Written request: Below are some entries. Work out how many of their lines hold the word "تاريخية", and write that number alone.

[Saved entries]
==============================
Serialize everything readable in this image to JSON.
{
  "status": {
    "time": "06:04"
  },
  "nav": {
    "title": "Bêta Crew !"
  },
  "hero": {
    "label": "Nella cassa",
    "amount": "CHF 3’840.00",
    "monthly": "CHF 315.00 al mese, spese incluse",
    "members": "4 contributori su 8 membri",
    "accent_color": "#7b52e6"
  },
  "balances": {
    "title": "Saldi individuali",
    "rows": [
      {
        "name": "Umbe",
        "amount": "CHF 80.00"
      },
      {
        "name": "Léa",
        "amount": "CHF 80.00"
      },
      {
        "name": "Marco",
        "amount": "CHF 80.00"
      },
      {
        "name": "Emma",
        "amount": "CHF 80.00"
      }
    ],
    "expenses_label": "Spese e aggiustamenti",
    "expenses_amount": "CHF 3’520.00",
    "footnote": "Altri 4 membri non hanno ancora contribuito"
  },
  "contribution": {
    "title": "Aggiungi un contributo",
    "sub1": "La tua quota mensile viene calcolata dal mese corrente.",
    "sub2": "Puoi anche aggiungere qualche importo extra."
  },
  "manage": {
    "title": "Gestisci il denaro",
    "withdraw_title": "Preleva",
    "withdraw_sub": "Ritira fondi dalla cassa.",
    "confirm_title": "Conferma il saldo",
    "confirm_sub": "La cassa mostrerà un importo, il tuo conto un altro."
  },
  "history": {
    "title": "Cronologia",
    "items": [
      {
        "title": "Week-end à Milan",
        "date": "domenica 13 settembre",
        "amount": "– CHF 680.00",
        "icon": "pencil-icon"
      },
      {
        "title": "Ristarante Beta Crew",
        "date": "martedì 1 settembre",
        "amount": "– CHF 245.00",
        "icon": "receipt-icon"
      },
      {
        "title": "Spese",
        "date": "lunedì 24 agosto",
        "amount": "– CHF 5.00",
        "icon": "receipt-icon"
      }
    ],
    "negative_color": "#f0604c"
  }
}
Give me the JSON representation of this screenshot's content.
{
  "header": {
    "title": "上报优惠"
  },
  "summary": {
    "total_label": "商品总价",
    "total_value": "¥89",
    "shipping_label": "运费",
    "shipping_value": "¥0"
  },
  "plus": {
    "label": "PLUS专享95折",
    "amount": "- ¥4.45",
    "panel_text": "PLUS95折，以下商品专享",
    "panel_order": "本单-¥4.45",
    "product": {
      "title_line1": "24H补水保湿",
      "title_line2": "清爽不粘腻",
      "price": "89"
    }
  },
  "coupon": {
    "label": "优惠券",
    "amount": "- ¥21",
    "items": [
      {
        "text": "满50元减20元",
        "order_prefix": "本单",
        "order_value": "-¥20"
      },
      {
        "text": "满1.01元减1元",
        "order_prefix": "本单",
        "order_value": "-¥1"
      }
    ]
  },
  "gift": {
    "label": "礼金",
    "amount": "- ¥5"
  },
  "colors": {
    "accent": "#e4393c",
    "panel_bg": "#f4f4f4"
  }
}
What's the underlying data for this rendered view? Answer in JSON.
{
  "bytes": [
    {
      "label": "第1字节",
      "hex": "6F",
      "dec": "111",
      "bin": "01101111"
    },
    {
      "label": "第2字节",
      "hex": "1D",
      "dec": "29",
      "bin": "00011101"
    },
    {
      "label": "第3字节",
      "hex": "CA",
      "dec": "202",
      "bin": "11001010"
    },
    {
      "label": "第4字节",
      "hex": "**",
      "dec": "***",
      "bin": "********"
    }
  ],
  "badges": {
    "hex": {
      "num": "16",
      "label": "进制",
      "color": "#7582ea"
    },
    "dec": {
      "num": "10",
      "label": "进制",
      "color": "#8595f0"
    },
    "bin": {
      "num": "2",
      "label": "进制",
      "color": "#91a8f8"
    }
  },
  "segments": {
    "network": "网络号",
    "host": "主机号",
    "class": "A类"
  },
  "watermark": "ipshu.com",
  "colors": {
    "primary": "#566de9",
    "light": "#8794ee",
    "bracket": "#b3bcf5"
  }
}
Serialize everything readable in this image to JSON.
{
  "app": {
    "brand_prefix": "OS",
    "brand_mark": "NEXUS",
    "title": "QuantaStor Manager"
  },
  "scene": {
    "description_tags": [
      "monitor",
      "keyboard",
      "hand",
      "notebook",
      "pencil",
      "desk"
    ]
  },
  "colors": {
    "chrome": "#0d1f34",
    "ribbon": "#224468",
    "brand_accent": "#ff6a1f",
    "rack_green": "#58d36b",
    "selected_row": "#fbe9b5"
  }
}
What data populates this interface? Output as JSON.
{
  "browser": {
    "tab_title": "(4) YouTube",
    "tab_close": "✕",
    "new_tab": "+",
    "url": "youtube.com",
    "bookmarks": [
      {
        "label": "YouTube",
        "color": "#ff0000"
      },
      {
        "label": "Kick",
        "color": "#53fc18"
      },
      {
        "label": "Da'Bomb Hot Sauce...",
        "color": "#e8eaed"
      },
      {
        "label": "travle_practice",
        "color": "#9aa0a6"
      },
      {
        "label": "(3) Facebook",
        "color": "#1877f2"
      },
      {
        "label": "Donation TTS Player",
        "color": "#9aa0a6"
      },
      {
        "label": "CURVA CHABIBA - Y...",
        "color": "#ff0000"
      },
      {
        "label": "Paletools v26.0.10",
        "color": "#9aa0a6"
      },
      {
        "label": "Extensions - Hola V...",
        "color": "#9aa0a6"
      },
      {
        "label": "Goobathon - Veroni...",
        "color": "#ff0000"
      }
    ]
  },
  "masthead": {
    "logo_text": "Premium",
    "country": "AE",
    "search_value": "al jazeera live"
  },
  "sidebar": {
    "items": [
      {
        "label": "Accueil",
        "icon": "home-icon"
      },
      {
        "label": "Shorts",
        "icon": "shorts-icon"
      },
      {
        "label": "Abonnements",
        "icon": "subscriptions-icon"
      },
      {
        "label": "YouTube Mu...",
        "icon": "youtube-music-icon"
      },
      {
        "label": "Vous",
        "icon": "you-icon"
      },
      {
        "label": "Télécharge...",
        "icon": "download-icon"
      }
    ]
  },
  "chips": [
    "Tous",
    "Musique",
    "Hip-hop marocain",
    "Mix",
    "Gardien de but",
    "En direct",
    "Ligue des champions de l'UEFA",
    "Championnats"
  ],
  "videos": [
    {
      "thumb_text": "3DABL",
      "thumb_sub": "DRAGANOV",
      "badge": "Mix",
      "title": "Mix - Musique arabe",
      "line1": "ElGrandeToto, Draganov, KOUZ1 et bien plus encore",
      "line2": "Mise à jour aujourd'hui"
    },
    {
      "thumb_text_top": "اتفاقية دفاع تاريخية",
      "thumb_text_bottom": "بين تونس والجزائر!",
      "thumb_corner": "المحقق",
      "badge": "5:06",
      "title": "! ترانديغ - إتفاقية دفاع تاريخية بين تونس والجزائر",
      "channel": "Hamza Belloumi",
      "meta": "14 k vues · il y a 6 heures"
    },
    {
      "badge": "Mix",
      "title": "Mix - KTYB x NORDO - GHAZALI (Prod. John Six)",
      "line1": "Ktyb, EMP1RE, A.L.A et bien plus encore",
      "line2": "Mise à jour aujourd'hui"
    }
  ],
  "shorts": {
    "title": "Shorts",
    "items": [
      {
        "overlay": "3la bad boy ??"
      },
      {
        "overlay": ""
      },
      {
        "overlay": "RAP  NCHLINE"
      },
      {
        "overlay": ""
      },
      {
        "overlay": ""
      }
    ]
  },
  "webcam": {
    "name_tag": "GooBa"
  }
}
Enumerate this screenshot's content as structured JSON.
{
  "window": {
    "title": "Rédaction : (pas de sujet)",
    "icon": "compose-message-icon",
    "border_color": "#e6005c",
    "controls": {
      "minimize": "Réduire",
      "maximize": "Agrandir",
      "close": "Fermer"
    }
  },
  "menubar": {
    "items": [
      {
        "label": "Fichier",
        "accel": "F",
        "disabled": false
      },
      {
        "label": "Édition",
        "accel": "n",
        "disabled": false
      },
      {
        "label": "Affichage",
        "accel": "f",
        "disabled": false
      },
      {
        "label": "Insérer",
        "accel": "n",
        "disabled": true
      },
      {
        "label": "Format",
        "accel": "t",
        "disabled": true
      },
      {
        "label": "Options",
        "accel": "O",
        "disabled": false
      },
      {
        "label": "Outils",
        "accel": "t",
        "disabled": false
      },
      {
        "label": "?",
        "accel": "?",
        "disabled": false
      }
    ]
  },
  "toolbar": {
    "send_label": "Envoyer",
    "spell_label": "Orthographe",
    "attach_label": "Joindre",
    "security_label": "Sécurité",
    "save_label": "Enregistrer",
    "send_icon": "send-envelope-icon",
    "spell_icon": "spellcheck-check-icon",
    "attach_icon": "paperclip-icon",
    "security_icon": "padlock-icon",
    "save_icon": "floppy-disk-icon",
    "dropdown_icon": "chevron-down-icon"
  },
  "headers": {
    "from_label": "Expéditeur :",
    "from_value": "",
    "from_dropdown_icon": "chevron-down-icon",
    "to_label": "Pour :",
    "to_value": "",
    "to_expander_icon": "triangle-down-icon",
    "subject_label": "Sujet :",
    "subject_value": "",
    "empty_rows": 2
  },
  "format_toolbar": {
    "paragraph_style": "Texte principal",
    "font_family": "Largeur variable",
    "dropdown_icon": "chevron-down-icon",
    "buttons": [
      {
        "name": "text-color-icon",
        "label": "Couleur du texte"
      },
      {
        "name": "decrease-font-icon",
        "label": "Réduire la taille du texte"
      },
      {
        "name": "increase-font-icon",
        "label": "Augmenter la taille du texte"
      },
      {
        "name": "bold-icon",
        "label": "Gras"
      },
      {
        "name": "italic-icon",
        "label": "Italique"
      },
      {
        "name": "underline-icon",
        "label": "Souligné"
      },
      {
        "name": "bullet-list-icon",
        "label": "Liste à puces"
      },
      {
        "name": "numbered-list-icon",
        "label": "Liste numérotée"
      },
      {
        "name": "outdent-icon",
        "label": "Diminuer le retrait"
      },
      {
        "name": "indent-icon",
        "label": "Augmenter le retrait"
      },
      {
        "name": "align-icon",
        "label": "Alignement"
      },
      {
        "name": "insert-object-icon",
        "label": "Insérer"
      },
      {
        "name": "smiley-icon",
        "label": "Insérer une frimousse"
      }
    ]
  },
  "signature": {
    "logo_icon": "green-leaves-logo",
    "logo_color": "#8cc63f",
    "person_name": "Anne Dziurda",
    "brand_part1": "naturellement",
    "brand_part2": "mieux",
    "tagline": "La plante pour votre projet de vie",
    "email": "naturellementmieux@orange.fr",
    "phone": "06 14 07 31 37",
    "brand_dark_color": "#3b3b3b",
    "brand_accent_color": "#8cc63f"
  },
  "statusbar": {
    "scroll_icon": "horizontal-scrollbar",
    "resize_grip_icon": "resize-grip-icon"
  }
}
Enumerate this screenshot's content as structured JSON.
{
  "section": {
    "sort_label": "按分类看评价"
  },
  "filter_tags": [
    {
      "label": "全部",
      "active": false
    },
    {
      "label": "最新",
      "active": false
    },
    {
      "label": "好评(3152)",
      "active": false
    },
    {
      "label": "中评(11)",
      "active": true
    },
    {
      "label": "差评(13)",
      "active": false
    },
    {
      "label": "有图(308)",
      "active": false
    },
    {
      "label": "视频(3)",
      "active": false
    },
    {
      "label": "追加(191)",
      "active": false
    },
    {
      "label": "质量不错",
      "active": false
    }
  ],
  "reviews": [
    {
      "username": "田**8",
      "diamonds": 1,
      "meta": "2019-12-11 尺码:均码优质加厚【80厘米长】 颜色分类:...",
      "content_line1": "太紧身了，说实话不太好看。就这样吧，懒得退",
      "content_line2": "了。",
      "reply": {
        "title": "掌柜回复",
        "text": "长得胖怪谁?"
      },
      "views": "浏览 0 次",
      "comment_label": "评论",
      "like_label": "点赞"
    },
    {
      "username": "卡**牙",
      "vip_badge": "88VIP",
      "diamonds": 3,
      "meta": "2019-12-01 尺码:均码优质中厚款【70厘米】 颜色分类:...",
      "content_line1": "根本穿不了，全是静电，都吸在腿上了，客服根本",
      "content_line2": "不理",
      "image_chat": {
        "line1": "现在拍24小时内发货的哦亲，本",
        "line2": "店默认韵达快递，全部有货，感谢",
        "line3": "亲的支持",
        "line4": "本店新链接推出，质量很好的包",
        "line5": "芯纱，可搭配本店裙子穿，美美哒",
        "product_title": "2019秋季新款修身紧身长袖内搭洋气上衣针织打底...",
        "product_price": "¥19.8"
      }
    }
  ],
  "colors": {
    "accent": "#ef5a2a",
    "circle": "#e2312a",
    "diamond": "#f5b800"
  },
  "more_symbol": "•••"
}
==============================
Answer to this problem: 2